**SET TASK 1**
Repeat the passage of the forum thread about the samurai episode word for word, starting with "# Warriors, The" and going on through "episode I'm excited.".

**TEXT PASSAGE**
++++++++++++++++++++

# Warriors, The Samurai Episode.  This Thrus!



## Omar B (Apr 8, 2009)

Just thought I should let you guys know if you have not already made a note of it.  This week Terry takes us into Samurai culture in his own awesome way.  I gotta say, I've been impressed with this show since it's started, not a single episode has been a clunker and from the looks of the commercial for this week's episode I'm excited.

If you don't get the History Channel find someone who does and buy them some beer so you can hang out late watching the show.

http://www.history.com/minisites/warriors


----------



## Brian R. VanCise (Apr 8, 2009)

Thanks for the update.  I hope they have a qualified person to help them with it!


----------



## Omar B (Apr 8, 2009)

The commercial was pretty quick but I saw a guy in a black gi (I thought it was going to be a ninja episode) talking to Terry.  Either way man, I've already decided I'm getting the DVD of this show the moment they put it out, it's been impressive so far to say the least.


----------



## Brian R. VanCise (Apr 8, 2009)

While I was not blown away with the first episode Maya or Aztec I definitely enjoyed the Medieval Knight episode. (or at least the parts that I saw)


----------



## Omar B (Apr 8, 2009)

My favorite so far was the English Knight episode, I'm a big Battle of Agincourt buff so for me it was a huge thrill.  Also, not many documentaries on war are hosted by actual real life warriors, it's usually a stuffy intellectual type who can't seem to connect to the material like Terry does, or is as willing to get in there and get dirty.  When Terry got emotional on the field at Agincourt, I felt it too man.


----------



## Brian R. VanCise (Apr 10, 2009)

Okay I watched this show last night and it was very entertaining.  Lots and lots of inaccurate info but Terry did have a couple of good people to help demonstrate some of the Japanese systems.  One was the head master of the Niten Ryu and another was a Bujinkan Shihan who demonstrated Jo and Kusurigama techniques.  All in all it was enjoyable to watch!


----------



## Brian R. VanCise (Apr 10, 2009)

[yt]NH-yZ8g0FnU&feature=channel[/yt]


----------



## girlbug2 (Apr 10, 2009)

Actually that's a great gift idea, thanks for the suggestion Omar. I hope it's available before December.


----------



## Omar B (Apr 10, 2009)

I loved it.  Terry as always got emotional a the end.  I like the hand to hand scenes in the show, he moves like a Shotokan guy.


----------

++++++++++++++++++++

**THE DATA**
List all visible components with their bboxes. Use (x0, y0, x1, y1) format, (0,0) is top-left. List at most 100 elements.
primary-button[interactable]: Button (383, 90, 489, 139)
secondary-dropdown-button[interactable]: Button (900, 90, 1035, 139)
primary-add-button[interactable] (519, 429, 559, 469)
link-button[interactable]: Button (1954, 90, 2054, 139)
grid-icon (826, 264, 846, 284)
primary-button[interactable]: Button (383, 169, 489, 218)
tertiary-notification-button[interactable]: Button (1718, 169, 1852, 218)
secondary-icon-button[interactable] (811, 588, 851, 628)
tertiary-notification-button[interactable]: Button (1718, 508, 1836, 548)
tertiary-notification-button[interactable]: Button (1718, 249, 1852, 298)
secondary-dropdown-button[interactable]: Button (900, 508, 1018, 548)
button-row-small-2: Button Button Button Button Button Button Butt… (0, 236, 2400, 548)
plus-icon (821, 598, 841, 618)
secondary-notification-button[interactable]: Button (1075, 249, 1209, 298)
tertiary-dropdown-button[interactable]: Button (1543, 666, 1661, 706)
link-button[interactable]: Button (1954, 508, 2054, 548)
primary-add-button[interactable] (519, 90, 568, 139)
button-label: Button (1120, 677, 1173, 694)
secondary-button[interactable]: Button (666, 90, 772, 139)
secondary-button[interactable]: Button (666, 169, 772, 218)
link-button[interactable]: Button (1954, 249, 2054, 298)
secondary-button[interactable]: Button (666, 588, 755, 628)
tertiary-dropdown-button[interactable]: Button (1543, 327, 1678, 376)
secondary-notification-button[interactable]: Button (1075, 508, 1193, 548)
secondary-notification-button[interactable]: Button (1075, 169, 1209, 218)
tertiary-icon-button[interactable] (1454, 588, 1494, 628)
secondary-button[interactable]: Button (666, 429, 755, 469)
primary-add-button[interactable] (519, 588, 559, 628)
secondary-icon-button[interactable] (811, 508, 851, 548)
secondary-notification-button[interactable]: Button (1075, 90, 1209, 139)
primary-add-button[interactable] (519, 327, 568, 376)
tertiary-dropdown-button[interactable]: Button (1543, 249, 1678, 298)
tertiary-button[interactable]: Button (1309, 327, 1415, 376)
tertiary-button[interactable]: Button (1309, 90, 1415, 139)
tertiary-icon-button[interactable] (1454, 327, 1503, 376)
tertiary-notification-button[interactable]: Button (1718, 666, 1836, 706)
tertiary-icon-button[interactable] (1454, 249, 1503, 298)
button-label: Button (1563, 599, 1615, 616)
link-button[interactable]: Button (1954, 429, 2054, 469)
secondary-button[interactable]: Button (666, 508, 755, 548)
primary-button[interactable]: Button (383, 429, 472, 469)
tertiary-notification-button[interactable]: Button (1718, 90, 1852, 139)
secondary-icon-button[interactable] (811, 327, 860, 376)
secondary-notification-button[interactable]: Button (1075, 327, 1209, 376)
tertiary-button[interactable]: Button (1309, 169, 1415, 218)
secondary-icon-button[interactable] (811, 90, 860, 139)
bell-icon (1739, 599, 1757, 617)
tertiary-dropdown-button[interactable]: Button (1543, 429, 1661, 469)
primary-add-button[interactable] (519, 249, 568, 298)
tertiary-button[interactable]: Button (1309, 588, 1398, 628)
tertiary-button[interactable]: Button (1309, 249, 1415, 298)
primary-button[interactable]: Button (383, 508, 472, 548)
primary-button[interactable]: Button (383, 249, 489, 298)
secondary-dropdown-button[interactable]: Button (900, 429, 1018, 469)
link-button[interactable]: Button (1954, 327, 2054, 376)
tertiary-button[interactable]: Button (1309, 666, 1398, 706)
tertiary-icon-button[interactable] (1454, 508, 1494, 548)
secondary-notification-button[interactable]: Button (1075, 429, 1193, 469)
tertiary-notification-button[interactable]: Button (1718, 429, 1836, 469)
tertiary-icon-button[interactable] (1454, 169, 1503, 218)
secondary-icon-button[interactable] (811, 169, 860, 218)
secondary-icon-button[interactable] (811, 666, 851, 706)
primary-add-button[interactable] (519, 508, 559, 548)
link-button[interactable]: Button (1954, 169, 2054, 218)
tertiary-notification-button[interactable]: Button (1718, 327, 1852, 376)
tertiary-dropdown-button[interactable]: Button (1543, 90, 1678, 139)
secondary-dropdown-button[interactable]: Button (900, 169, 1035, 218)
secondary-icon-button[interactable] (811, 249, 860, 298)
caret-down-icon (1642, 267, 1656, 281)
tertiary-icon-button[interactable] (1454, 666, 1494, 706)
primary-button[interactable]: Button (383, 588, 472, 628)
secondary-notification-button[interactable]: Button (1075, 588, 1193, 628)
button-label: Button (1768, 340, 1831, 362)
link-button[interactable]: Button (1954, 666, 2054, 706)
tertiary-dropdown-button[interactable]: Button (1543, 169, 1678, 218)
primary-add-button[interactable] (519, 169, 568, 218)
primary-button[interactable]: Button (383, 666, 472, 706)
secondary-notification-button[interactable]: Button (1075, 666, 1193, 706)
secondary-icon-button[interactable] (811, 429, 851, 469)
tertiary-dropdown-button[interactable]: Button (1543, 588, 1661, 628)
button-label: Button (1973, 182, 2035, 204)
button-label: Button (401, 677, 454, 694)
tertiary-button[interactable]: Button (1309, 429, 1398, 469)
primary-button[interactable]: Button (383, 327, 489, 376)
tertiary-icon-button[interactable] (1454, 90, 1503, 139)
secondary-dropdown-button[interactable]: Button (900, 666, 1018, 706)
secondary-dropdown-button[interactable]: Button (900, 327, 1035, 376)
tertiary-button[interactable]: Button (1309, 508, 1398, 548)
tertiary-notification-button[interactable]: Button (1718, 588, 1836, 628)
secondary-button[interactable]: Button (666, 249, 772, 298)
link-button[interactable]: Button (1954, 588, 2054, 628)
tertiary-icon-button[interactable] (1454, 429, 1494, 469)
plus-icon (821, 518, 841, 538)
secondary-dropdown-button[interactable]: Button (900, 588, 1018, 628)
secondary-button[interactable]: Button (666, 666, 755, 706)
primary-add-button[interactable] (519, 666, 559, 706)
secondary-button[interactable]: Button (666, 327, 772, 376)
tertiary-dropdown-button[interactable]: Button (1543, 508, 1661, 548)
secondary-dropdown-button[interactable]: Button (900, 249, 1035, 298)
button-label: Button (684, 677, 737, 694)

++++++++++++++++++++

**SET TASK 2**
Reproduce the lines of the entries word for word, starting with their first line and going on through the line that contains "90, 1035, 139)".

**EXERCISE RESULT 1**
# Warriors, The Samurai Episode.  This Thrus!



## Omar B (Apr 8, 2009)

Just thought I should let you guys know if you have not already made a note of it.  This week Terry takes us into Samurai culture in his own awesome way.  I gotta say, I've been impressed with this show since it's started, not a single episode has been a clunker and from the looks of the commercial for this week's episode I'm excited.

**EXERCISE RESULT 2**
List all visible components with their bboxes. Use (x0, y0, x1, y1) format, (0,0) is top-left. List at most 100 elements.
primary-button[interactable]: Button (383, 90, 489, 139)
secondary-dropdown-button[interactable]: Button (900, 90, 1035, 139)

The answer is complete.